Exercise objective:
Arrange the lines of the listing, starting at the line that contains "image-icon[interactable] — [162, 1810, 228, 1876]" and ending at the line that contains "message-text: Chứ ngựa", as a Markdown table with a "Row" column holding the row number and an "Entry" column holding the line. Leave out blank lines.
---
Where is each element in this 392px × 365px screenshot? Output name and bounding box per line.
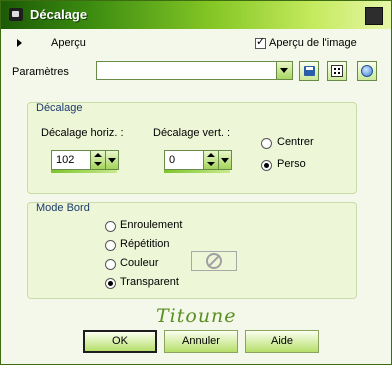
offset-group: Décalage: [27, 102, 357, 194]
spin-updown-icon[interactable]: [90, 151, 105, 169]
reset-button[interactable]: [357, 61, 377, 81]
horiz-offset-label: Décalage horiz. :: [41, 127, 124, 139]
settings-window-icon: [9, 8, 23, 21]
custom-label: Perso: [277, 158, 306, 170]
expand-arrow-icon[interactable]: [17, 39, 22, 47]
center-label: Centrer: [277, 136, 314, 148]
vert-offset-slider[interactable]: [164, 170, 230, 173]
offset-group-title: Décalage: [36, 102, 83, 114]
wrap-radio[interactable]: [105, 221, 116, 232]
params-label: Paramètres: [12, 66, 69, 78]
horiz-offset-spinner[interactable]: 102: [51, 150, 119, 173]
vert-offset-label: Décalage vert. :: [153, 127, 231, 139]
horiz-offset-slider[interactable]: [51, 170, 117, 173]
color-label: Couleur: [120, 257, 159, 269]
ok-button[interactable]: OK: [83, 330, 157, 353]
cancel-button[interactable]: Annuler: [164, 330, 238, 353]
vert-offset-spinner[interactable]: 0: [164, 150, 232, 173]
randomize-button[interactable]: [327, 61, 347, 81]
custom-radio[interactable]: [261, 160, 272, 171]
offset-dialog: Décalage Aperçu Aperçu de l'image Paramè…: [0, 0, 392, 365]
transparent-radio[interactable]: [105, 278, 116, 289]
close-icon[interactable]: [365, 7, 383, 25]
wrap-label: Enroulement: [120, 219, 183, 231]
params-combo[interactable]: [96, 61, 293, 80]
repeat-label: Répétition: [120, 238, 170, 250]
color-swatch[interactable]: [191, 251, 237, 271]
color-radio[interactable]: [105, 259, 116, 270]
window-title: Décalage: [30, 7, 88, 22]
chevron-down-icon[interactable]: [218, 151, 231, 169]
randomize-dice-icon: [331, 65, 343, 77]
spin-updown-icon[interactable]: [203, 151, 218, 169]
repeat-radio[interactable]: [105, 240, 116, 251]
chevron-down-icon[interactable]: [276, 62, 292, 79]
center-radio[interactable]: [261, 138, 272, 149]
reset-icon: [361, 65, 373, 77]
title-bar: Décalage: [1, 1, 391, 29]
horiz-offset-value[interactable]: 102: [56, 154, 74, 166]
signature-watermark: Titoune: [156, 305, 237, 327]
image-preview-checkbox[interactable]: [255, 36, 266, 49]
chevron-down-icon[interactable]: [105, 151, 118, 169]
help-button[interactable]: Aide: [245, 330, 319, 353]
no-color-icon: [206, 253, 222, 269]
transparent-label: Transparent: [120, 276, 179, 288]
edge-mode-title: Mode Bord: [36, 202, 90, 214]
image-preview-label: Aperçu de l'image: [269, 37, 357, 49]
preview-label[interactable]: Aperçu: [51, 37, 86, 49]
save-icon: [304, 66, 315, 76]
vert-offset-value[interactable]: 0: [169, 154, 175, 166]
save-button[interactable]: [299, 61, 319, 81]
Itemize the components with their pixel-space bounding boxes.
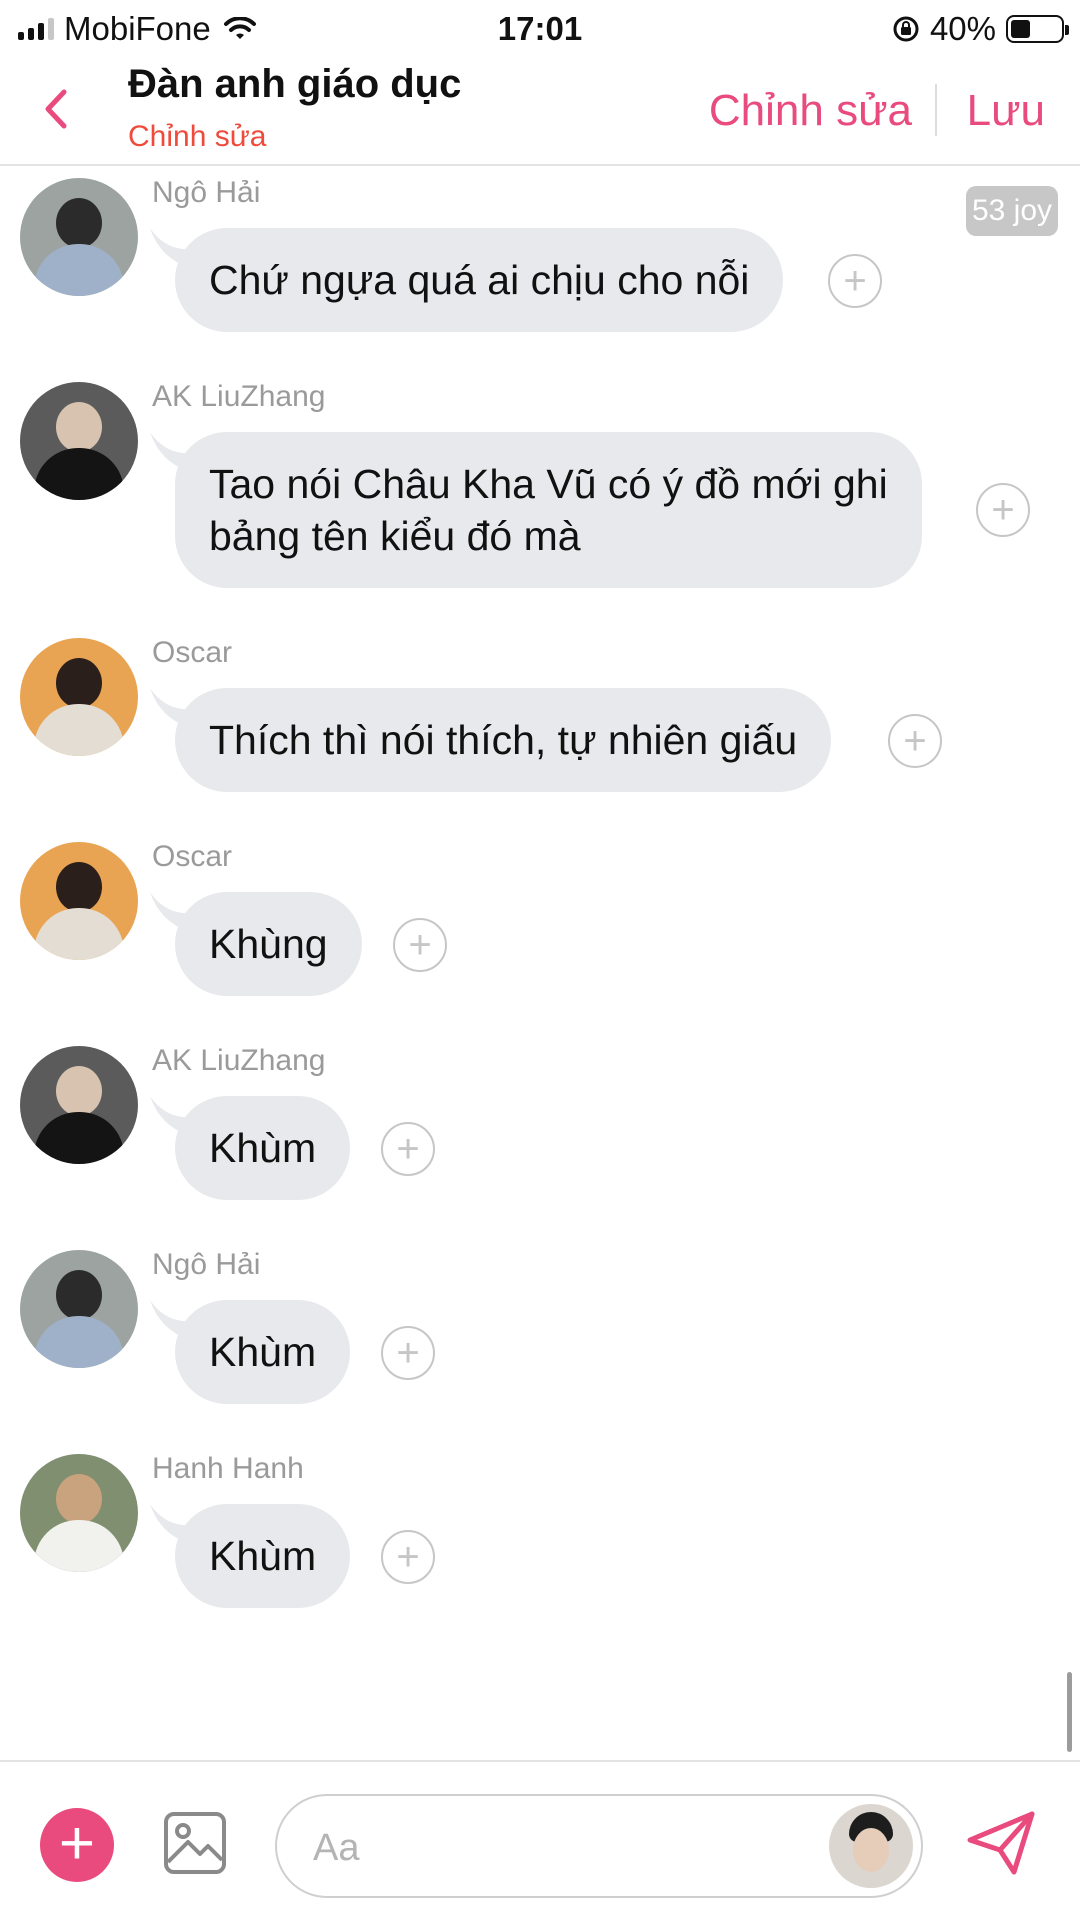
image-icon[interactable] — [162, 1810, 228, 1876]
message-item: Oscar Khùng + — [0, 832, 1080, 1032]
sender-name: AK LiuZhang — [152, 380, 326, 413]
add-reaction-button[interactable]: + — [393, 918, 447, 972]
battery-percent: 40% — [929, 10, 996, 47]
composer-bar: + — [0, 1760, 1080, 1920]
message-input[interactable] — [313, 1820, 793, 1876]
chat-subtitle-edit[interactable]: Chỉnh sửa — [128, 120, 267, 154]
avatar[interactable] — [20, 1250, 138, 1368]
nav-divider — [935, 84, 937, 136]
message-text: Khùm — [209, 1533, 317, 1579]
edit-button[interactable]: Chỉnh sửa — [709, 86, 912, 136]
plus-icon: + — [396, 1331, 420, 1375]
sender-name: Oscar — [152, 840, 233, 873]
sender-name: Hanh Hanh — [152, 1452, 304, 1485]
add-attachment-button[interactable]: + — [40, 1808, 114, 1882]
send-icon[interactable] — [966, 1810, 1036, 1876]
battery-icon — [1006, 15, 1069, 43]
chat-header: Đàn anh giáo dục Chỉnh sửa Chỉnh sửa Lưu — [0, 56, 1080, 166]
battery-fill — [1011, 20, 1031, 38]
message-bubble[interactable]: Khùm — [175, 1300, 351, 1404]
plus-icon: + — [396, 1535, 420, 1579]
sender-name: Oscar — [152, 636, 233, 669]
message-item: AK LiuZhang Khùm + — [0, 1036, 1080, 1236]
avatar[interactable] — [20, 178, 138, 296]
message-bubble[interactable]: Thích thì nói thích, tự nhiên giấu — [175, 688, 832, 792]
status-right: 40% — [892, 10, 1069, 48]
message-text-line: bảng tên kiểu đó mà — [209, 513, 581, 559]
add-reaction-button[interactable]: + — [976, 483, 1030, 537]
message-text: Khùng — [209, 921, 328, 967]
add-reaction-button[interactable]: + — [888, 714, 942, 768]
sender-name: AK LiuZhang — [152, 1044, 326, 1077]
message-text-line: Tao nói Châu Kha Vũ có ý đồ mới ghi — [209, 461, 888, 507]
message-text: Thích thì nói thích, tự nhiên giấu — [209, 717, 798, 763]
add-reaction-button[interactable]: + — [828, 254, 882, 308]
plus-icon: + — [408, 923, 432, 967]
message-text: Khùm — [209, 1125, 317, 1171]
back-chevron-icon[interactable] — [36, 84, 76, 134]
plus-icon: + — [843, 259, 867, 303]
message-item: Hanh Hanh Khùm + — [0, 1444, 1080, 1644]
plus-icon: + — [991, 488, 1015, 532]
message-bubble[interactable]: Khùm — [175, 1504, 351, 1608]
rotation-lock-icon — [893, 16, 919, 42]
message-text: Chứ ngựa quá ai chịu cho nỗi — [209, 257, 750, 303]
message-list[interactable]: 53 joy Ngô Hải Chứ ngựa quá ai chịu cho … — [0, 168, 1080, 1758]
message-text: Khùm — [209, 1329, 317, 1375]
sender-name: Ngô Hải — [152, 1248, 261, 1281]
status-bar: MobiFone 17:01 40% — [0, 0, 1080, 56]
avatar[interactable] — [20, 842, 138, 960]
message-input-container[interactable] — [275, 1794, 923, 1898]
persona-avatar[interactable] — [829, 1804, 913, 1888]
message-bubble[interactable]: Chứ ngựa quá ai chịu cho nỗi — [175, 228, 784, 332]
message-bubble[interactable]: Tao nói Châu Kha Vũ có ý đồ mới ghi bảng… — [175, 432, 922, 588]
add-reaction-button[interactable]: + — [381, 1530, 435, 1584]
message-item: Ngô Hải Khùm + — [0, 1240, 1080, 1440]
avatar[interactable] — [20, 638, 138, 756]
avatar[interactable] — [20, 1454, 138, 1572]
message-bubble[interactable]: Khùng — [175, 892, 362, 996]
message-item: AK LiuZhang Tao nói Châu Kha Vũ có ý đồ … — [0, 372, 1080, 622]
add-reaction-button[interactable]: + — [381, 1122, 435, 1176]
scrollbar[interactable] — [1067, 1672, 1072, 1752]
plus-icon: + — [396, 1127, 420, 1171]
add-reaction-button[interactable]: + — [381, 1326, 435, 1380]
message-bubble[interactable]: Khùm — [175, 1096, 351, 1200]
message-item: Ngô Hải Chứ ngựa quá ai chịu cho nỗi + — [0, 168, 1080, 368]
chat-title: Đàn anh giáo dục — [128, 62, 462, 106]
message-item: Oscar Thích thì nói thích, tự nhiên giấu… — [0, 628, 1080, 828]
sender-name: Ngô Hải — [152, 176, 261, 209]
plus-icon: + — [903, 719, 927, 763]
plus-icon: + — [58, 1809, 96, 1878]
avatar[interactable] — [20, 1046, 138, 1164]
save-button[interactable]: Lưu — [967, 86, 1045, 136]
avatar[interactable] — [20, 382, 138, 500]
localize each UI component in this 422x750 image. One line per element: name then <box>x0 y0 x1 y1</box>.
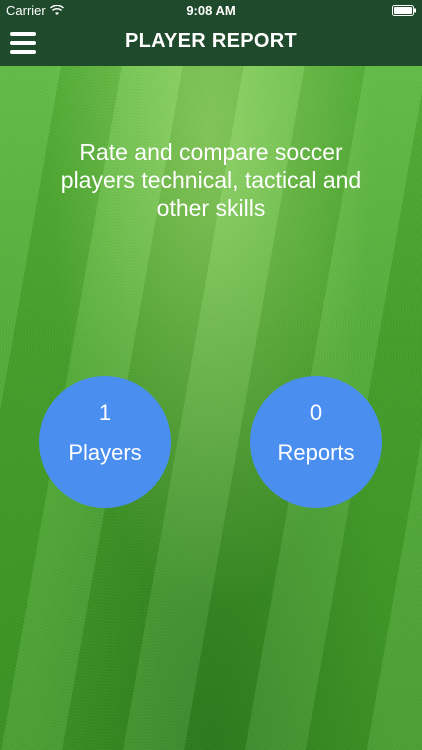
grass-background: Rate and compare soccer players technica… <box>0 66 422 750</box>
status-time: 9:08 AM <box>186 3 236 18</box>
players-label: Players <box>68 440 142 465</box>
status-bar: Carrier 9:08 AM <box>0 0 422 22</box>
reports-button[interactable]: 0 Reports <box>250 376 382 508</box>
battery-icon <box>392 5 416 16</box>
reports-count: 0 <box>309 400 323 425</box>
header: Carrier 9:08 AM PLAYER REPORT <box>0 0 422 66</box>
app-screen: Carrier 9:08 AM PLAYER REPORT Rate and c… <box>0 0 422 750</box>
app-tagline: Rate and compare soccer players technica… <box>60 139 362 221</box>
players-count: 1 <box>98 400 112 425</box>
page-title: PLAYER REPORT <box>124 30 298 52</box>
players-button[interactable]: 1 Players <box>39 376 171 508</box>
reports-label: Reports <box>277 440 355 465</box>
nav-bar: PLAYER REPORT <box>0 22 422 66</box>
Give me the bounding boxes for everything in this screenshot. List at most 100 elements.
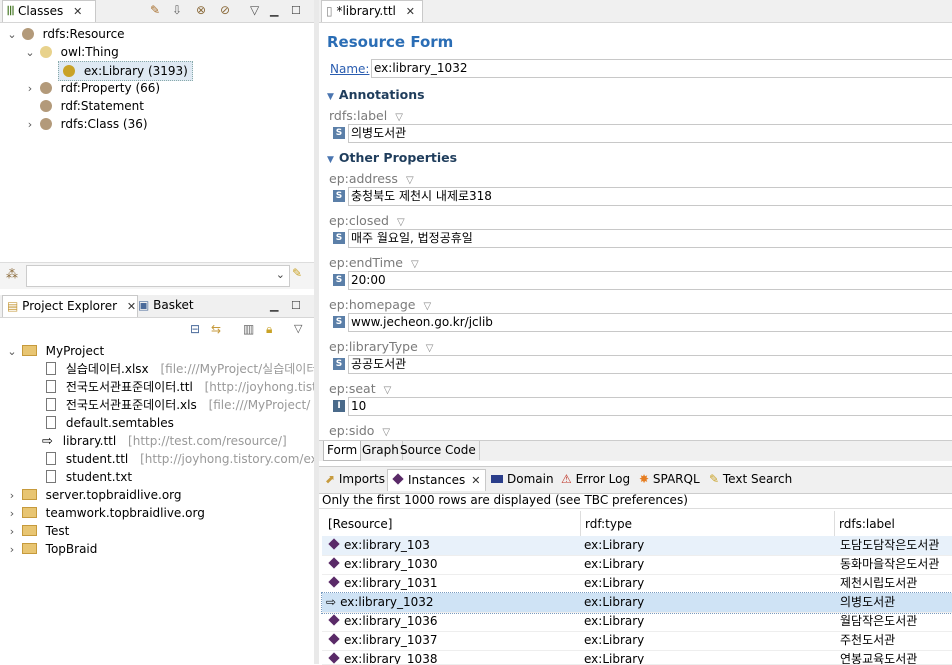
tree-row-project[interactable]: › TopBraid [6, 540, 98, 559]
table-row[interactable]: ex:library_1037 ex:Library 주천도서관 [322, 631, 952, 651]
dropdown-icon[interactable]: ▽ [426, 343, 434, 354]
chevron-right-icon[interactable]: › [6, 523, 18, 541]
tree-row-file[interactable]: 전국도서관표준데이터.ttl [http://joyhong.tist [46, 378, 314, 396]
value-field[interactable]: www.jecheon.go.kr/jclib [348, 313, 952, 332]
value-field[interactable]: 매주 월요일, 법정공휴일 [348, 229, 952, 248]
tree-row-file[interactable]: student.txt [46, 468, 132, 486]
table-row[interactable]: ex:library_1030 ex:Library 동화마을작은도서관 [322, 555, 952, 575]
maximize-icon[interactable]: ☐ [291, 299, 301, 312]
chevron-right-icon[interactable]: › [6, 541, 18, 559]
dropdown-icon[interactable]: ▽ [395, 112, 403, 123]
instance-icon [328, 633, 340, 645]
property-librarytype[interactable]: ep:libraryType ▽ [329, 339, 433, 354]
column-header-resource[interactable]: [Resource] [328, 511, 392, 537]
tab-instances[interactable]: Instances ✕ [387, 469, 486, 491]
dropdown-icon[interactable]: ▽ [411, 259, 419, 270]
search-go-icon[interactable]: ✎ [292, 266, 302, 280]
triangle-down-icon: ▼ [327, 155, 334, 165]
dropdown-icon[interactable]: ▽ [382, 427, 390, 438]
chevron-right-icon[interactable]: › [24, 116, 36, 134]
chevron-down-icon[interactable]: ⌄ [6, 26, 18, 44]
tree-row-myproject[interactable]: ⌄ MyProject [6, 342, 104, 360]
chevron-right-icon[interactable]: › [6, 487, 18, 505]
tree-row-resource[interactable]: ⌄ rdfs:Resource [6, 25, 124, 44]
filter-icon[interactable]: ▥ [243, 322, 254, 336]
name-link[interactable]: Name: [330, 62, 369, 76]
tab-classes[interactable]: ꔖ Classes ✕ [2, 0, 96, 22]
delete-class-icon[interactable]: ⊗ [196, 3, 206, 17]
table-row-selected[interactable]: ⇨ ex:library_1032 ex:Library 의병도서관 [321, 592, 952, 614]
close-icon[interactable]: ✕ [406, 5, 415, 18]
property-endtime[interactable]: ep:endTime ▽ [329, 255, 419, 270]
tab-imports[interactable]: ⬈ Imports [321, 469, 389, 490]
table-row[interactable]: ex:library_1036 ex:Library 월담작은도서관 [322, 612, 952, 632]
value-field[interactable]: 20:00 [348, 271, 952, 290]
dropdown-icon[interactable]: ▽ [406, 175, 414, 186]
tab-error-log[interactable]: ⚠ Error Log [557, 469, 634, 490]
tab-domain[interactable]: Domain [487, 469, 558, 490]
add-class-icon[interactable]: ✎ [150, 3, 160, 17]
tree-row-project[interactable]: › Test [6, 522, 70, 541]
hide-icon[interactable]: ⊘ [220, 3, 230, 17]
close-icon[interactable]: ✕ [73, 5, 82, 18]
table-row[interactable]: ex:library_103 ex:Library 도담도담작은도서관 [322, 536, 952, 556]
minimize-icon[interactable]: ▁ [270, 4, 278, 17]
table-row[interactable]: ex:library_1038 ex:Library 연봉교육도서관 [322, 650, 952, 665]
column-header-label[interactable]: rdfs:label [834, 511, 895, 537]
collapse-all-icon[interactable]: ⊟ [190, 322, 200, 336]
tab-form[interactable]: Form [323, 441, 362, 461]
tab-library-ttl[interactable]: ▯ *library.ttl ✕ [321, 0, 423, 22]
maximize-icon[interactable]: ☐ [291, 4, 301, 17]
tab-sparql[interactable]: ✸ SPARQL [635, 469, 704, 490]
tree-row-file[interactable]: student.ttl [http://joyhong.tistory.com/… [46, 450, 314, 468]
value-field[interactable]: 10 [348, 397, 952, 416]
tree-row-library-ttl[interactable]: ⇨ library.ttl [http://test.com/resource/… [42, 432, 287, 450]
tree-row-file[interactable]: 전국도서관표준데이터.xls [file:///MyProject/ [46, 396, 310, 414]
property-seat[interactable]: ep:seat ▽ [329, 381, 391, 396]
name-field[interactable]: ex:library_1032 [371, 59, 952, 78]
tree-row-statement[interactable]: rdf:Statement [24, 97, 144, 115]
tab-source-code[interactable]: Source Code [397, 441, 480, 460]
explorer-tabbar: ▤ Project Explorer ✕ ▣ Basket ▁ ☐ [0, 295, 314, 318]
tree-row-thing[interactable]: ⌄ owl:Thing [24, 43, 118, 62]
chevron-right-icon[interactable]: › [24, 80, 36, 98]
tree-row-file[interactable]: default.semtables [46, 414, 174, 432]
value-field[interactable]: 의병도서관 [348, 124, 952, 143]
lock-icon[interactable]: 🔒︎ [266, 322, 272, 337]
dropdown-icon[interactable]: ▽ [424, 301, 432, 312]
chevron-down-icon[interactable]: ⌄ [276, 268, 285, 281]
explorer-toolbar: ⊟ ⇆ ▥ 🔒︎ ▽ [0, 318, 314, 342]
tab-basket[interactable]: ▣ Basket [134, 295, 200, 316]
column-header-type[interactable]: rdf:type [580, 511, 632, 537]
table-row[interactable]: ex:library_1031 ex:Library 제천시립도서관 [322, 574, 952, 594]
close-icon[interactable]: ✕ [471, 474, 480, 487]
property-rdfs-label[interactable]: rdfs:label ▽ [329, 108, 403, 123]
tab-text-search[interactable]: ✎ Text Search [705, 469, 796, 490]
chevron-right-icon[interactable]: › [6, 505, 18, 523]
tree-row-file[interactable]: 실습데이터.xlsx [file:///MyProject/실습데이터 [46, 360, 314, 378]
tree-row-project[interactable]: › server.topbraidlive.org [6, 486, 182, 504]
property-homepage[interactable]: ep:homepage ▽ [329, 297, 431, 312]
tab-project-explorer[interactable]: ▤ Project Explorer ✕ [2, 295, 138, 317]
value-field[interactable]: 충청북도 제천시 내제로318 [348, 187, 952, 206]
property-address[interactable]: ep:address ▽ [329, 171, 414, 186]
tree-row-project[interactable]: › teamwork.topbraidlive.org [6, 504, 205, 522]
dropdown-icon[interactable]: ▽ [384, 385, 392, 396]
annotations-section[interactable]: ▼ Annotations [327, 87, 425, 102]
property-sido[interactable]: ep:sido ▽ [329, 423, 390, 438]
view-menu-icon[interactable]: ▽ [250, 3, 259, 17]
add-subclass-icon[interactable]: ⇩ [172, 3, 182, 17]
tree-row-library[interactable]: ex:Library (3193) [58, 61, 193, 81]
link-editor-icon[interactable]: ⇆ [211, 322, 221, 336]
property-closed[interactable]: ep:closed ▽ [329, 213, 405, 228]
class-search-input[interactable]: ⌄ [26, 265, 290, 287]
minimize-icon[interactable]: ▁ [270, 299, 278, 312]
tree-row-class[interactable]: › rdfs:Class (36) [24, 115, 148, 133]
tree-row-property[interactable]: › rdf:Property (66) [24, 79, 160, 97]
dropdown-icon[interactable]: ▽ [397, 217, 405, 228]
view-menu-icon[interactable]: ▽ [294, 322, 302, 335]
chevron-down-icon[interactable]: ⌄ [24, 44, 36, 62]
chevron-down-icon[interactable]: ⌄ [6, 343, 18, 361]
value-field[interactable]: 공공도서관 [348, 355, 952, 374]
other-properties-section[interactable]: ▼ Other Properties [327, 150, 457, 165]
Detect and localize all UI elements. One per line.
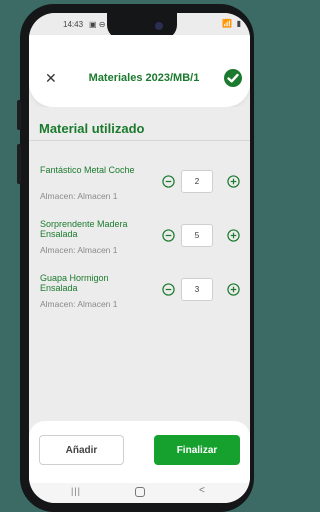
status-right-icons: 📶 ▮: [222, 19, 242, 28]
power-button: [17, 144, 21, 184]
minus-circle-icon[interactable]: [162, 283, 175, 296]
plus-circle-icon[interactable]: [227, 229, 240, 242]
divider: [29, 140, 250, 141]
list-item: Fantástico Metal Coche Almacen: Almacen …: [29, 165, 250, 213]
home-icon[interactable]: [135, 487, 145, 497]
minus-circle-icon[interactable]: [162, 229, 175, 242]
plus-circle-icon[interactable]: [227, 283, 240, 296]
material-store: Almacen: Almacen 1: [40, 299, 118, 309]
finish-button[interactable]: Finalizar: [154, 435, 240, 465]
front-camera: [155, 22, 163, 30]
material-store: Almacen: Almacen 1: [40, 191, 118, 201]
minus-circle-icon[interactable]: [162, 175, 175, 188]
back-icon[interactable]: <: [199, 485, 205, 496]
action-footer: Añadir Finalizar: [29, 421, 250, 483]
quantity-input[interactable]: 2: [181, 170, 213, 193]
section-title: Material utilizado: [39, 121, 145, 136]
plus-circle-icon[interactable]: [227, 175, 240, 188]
---
Result of the task:
| Row | Entry |
|---|---|
| 1 | image-icon[interactable] — [162, 1810, 228, 1876] |
| 2 | message-item: Oscar Khùng + — [0, 832, 1080, 1032] |
| 3 | sender-name: AK LiuZhang — [152, 380, 326, 413] |
| 4 | add-reaction-button[interactable]: + — [393, 918, 447, 972] |
| 5 | battery-percent: 40% — [929, 10, 996, 47] |
| 6 | composer-bar: + — [0, 1760, 1080, 1920] |
| 7 | message-input[interactable] — [313, 1820, 793, 1876] |
| 8 | chat-subtitle-edit[interactable]: Chỉnh sửa — [128, 120, 267, 154] |
| 9 | avatar[interactable] — [20, 1250, 138, 1368] |
| 10 | nav-divider — [935, 84, 937, 136] |
| 11 | message-text: Khùm — [209, 1533, 317, 1579] |
| 12 | edit-button[interactable]: Chỉnh sửa — [709, 86, 912, 136] |
| 13 | plus-icon: + — [396, 1331, 420, 1375] |
| 14 | sender-name: Oscar — [152, 840, 233, 873] |
| 15 | sender-name: Hanh Hanh — [152, 1452, 304, 1485] |
| 16 | add-attachment-button[interactable]: + — [40, 1808, 114, 1882] |
| 17 | send-icon[interactable] — [966, 1810, 1036, 1876] |
| 18 | battery-icon — [1006, 15, 1069, 43] |
| 19 | chat-header: Đàn anh giáo dục Chỉnh sửa Chỉnh sửa Lưu — [0, 56, 1080, 166] |
| 20 | battery-fill — [1011, 20, 1031, 38] |
| 21 | message-bubble[interactable]: Khùm — [175, 1300, 351, 1404] |
| 22 | plus-icon: + — [396, 1535, 420, 1579] |
| 23 | sender-name: Oscar — [152, 636, 233, 669] |
| 24 | message-item: AK LiuZhang Khùm + — [0, 1036, 1080, 1236] |
| 25 | avatar[interactable] — [20, 178, 138, 296] |
| 26 | message-bubble[interactable]: Thích thì nói thích, tự nhiên giấu — [175, 688, 832, 792] |
| 27 | status-right: 40% — [892, 10, 1069, 48] |
| 28 | message-text-line: bảng tên kiểu đó mà — [209, 513, 581, 559] |
| 29 | add-reaction-button[interactable]: + — [976, 483, 1030, 537] |
| 30 | message-text: Khùng — [209, 921, 328, 967] |
| 31 | add-reaction-button[interactable]: + — [888, 714, 942, 768] |
| 32 | sender-name: AK LiuZhang — [152, 1044, 326, 1077] |
| 33 | message-text-line: Tao nói Châu Kha Vũ có ý đồ mới ghi — [209, 461, 888, 507] |
| 34 | message-text: Thích thì nói thích, tự nhiên giấu — [209, 717, 798, 763] |
| 35 | add-reaction-button[interactable]: + — [828, 254, 882, 308] |
| 36 | plus-icon: + — [408, 923, 432, 967] |
| 37 | message-text: Khùm — [209, 1125, 317, 1171] |
| 38 | back-chevron-icon[interactable] — [36, 84, 76, 134] |
| 39 | plus-icon: + — [843, 259, 867, 303] |
| 40 | message-item: Hanh Hanh Khùm + — [0, 1444, 1080, 1644] |
| 41 | plus-icon: + — [991, 488, 1015, 532] |
| 42 | message-bubble[interactable]: Khùm — [175, 1504, 351, 1608] |
| 43 | rotation-lock-icon — [893, 16, 919, 42] |
| 44 | message-text: Chứ ngựa quá ai chịu cho nỗi — [209, 257, 750, 303] |